*WHAT YOU HAVE TO DO*:
Output the material below in full, exactly as it is.

Dataset items:
** Start **

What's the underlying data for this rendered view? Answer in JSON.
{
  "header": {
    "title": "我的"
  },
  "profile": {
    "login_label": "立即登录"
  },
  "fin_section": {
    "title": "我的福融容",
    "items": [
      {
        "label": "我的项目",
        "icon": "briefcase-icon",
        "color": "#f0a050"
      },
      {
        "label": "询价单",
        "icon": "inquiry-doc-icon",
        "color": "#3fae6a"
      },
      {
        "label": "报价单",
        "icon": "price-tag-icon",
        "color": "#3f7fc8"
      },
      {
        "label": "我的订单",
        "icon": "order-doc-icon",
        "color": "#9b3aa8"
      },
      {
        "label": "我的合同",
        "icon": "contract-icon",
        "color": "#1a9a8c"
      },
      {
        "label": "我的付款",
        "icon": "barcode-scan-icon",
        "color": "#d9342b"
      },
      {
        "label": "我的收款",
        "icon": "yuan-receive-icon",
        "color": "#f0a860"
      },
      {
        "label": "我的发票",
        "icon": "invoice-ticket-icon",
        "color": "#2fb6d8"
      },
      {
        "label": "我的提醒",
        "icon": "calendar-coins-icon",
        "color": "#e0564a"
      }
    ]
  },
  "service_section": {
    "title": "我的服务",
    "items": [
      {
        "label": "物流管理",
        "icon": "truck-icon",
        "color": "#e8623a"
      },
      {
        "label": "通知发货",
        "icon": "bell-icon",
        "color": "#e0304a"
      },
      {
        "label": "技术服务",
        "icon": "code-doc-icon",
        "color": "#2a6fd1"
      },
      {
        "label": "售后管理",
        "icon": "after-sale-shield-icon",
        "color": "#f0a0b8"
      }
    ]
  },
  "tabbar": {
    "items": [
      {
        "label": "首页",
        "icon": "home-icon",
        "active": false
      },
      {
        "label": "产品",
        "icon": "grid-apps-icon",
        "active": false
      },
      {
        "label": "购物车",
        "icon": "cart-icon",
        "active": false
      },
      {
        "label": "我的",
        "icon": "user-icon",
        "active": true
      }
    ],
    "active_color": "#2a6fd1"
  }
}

** End **

*PROBLEM SOLUTION*:
What's the underlying data for this rendered view? Answer in JSON.
{
  "header": {
    "title": "我的"
  },
  "profile": {
    "login_label": "立即登录"
  },
  "fin_section": {
    "title": "我的福融容",
    "items": [
      {
        "label": "我的项目",
        "icon": "briefcase-icon",
        "color": "#f0a050"
      },
      {
        "label": "询价单",
        "icon": "inquiry-doc-icon",
        "color": "#3fae6a"
      },
      {
        "label": "报价单",
        "icon": "price-tag-icon",
        "color": "#3f7fc8"
      },
      {
        "label": "我的订单",
        "icon": "order-doc-icon",
        "color": "#9b3aa8"
      },
      {
        "label": "我的合同",
        "icon": "contract-icon",
        "color": "#1a9a8c"
      },
      {
        "label": "我的付款",
        "icon": "barcode-scan-icon",
        "color": "#d9342b"
      },
      {
        "label": "我的收款",
        "icon": "yuan-receive-icon",
        "color": "#f0a860"
      },
      {
        "label": "我的发票",
        "icon": "invoice-ticket-icon",
        "color": "#2fb6d8"
      },
      {
        "label": "我的提醒",
        "icon": "calendar-coins-icon",
        "color": "#e0564a"
      }
    ]
  },
  "service_section": {
    "title": "我的服务",
    "items": [
      {
        "label": "物流管理",
        "icon": "truck-icon",
        "color": "#e8623a"
      },
      {
        "label": "通知发货",
        "icon": "bell-icon",
        "color": "#e0304a"
      },
      {
        "label": "技术服务",
        "icon": "code-doc-icon",
        "color": "#2a6fd1"
      },
      {
        "label": "售后管理",
        "icon": "after-sale-shield-icon",
        "color": "#f0a0b8"
      }
    ]
  },
  "tabbar": {
    "items": [
      {
        "label": "首页",
        "icon": "home-icon",
        "active": false
      },
      {
        "label": "产品",
        "icon": "grid-apps-icon",
        "active": false
      },
      {
        "label": "购物车",
        "icon": "cart-icon",
        "active": false
      },
      {
        "label": "我的",
        "icon": "user-icon",
        "active": true
      }
    ],
    "active_color": "#2a6fd1"
  }
}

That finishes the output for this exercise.